** start of Records supplied **
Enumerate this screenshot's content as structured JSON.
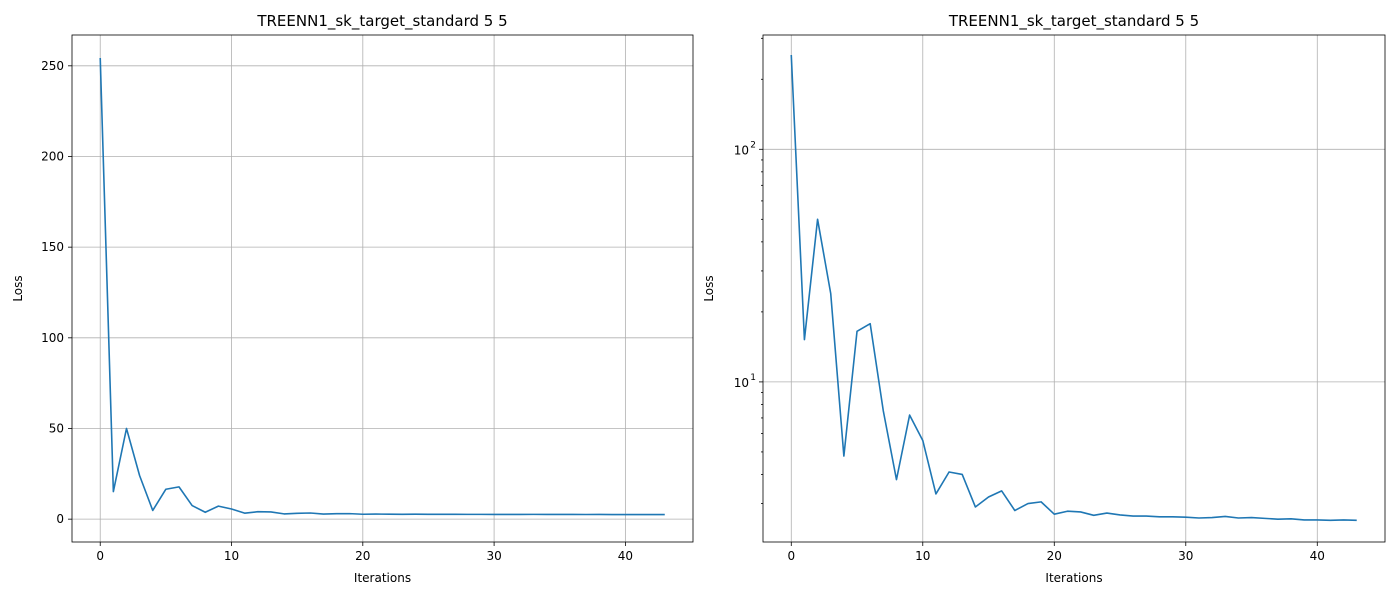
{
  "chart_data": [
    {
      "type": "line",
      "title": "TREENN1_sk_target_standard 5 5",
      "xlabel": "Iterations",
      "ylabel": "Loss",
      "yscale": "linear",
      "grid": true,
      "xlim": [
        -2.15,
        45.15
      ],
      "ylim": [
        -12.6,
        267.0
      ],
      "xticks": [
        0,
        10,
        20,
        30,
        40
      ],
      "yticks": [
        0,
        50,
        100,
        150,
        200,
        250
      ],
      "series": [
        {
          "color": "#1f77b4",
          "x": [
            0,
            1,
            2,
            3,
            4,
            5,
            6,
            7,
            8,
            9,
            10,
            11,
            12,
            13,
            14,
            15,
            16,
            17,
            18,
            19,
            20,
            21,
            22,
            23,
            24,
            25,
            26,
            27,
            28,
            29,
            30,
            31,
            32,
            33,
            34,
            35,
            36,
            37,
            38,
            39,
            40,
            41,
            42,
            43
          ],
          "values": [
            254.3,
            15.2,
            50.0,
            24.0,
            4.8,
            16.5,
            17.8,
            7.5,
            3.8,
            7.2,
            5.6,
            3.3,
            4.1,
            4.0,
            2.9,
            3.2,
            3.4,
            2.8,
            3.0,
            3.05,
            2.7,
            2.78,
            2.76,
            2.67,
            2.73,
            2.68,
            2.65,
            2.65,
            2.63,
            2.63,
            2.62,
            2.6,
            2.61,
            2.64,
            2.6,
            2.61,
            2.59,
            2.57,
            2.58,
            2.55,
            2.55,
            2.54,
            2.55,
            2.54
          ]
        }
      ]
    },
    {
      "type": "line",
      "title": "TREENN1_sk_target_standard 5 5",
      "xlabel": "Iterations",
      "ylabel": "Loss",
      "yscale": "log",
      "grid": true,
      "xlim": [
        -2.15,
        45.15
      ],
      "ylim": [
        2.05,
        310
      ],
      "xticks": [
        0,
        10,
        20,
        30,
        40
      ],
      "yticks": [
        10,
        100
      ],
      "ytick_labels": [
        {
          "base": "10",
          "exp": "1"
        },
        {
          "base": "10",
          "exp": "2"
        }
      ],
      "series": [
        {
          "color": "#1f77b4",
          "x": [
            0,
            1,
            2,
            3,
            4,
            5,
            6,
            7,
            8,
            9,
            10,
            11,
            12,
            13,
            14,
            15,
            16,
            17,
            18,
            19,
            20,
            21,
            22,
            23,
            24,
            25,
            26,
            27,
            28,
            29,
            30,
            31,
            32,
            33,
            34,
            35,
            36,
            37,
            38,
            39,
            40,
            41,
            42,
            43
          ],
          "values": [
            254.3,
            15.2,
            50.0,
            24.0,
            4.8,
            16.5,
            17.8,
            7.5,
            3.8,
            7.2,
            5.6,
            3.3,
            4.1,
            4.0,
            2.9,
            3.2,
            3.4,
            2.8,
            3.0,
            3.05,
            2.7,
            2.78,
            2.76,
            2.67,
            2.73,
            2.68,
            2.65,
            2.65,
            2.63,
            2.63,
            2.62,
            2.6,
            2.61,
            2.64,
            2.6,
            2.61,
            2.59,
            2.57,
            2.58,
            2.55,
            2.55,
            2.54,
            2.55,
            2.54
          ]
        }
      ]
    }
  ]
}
** end of Records supplied **
** start of Records supplied **
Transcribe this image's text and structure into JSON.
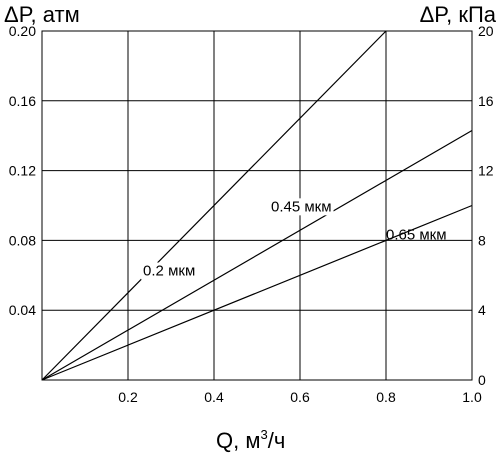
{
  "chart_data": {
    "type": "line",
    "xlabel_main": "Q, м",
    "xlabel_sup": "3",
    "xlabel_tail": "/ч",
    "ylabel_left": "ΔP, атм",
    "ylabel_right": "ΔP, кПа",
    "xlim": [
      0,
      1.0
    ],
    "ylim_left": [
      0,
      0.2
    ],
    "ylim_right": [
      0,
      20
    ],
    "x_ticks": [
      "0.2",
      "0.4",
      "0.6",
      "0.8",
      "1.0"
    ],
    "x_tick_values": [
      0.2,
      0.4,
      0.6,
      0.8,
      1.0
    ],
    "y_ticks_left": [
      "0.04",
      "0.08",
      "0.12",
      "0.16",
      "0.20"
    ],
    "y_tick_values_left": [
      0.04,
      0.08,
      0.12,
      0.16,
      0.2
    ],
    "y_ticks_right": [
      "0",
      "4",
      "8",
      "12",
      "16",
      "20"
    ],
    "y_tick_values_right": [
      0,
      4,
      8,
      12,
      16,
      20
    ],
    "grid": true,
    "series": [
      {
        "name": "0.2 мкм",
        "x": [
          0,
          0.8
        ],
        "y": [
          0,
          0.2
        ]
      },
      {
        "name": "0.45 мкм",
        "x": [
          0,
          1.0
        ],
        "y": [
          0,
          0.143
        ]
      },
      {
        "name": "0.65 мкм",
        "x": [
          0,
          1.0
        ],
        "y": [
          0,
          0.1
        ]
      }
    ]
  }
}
** end of Records supplied **
## Exercise:
Every line of the listing that holds "JSON" should be found and copied.

## Expected answer:
Enumerate this screenshot's content as structured JSON.
Transcribe this image's text and structure into JSON.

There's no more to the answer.